**OBJECTIF DE LA TÂCHE:** Poursuivez l'article sur l'indépendance kurde en Syrie et le retrait des forces russes en reprenant juste après sa dernière phrase.

**EXTRAIT:**
________________________

L’indépendance kurde : le plan B de Kerry ou le plan A de Poutine ?


Par F. William Engdahl – Le 04 avril 2016 – New Eastern Outlook

Le 17 mars, des délégués de différentes nationalités et ethnies – kurdes, arabes, assyriens, syriaques, turcomans, arméniens, circassiens, et tchéchènes – accompagnés de représentants de l’Union de protection du peuple syriens (YPG), et de leurs unités féminines (YPJ), ont déclarés officielle une Fédération de Syrie du nord, qui comprendrait 400 km de territoires majoritairement kurdes le long de la frontière turco-syrienne. Le 15 mars, deux jours plus tôt, le président russe Poutine a surpris une bonne partie du monde en  annonçant mission accomplie en Syrie, donnant l’ordre aux forces russes de commencer à se retirer. Les deux événements sont étroitement liés.

Objectifs conjoints et objectifs conflictuels

Le début du retrait des forces russes et la déclaration d’une région kurde indépendante en Syrie sont liés, mais pas de la manière dont la plupart des médias occidentaux le présentent. C’est le début d’une toute nouvelle étape du plan américain à long terme pour un nouveau Moyen-Orient, annoncé par Condoleezza Rice en 2003 après l’invasion américaine de l’Irak.

________________________

**SEGMENT DE DONNÉES:**
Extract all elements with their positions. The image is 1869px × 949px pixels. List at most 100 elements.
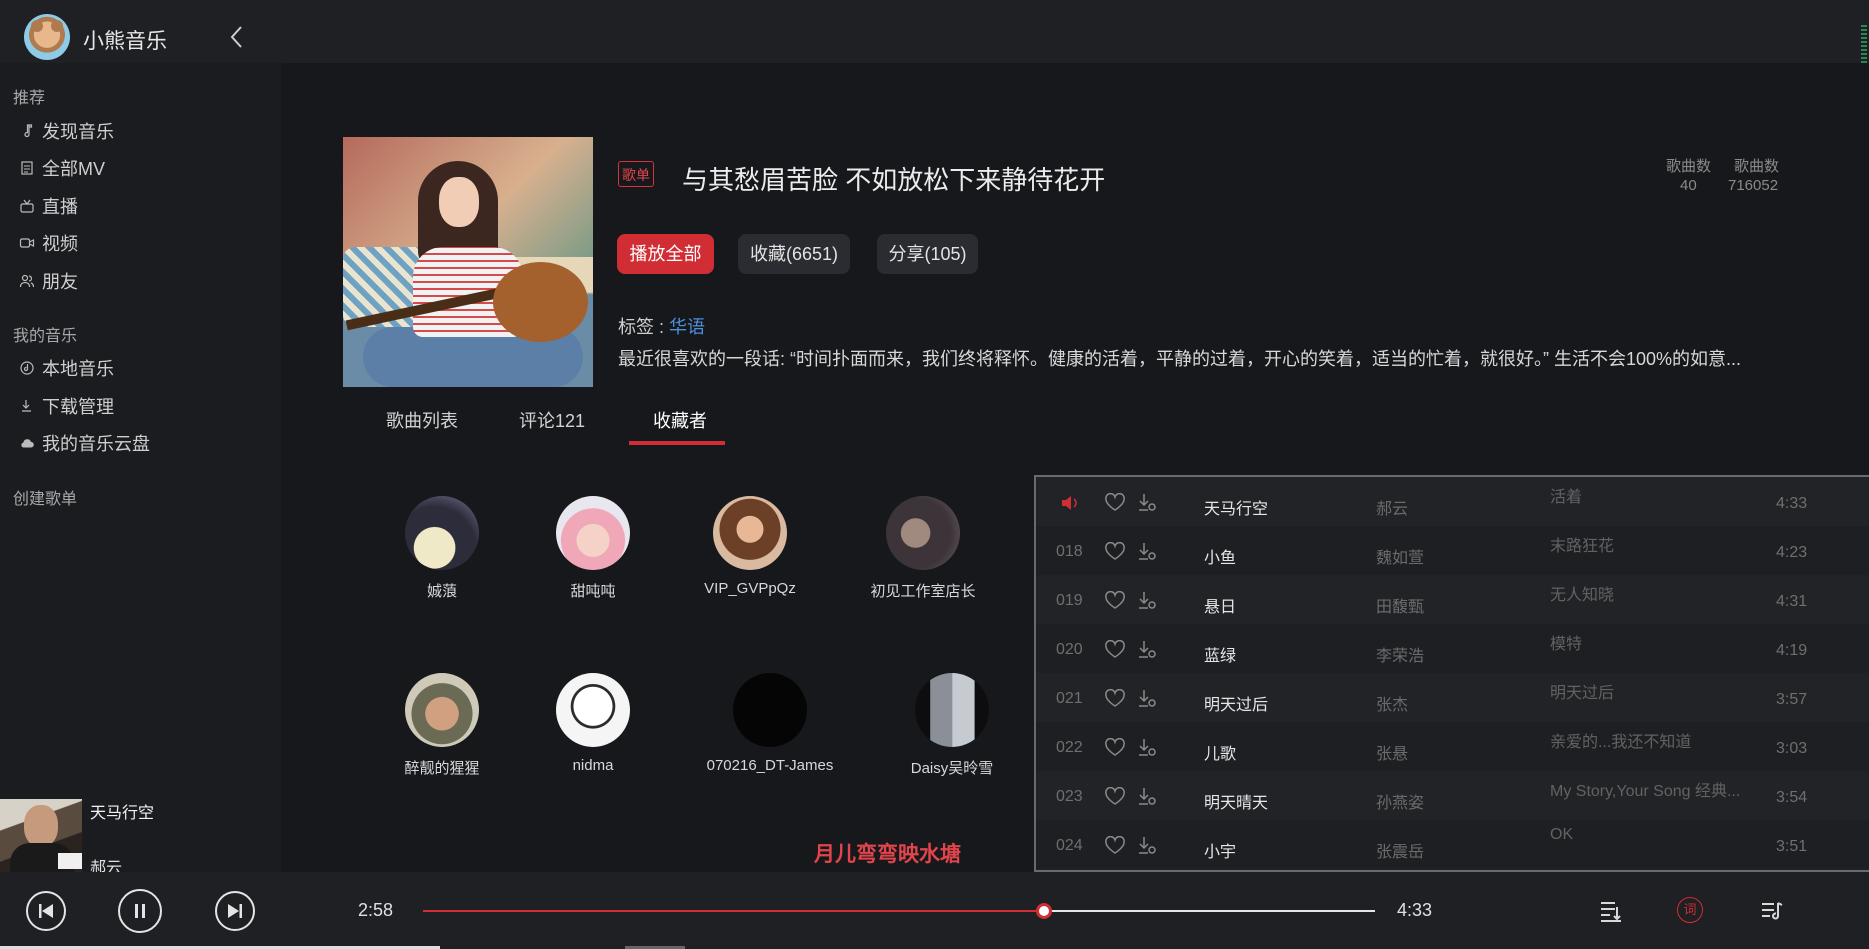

________________________

**LA RÉPONSE:**
Étonnamment, il y a une apparente coopération entre l’administration Obama et la Russie de Poutine, dans le but de redéfinir la carte politique de la Syrie et lui donner des frontières antérieures aux accords Sykes-Picot, ou du moins une imitation actuelle. Pour quelle véritable raison ? Le soutien russe à la nouvelle fédération kurde au nord de la Syrie va-t-il bientôt mener à un grand Kurdistan qui unirait les Kurdes de Turquie, de Syrie, d’Irak et d’Iran ? Et quelle est la signification du récent déplacement du secrétaire de la Défense américaine en Syrie, encensant le succès militaire des Syriens kurdes ?

Il y a clairement un très gros  mouvement en cours dans le paysage géopolitique du Moyen-Orient. La question est : dans quel but ?

Cinq cent ans de guerre

Les populations kurdes, suite au dessin anglo-français de la carte des territoires de l’Empire ottoman effondré après la Première Guerre mondiale, se sont vu refuser une souveraineté nationale. La culture kurde précède la naissance de l’islam et du christianisme, remontant à 2500 ans. Ethniquement, les Kurdes ne sont ni arabes, ni turcs. Ils sont kurdes. Aujourd’hui, ils sont majoritairement musulmans sunnites, mais ethniquement kurdes, atteignant une population d’environ 35 millions, divisée entre quatre États mitoyens.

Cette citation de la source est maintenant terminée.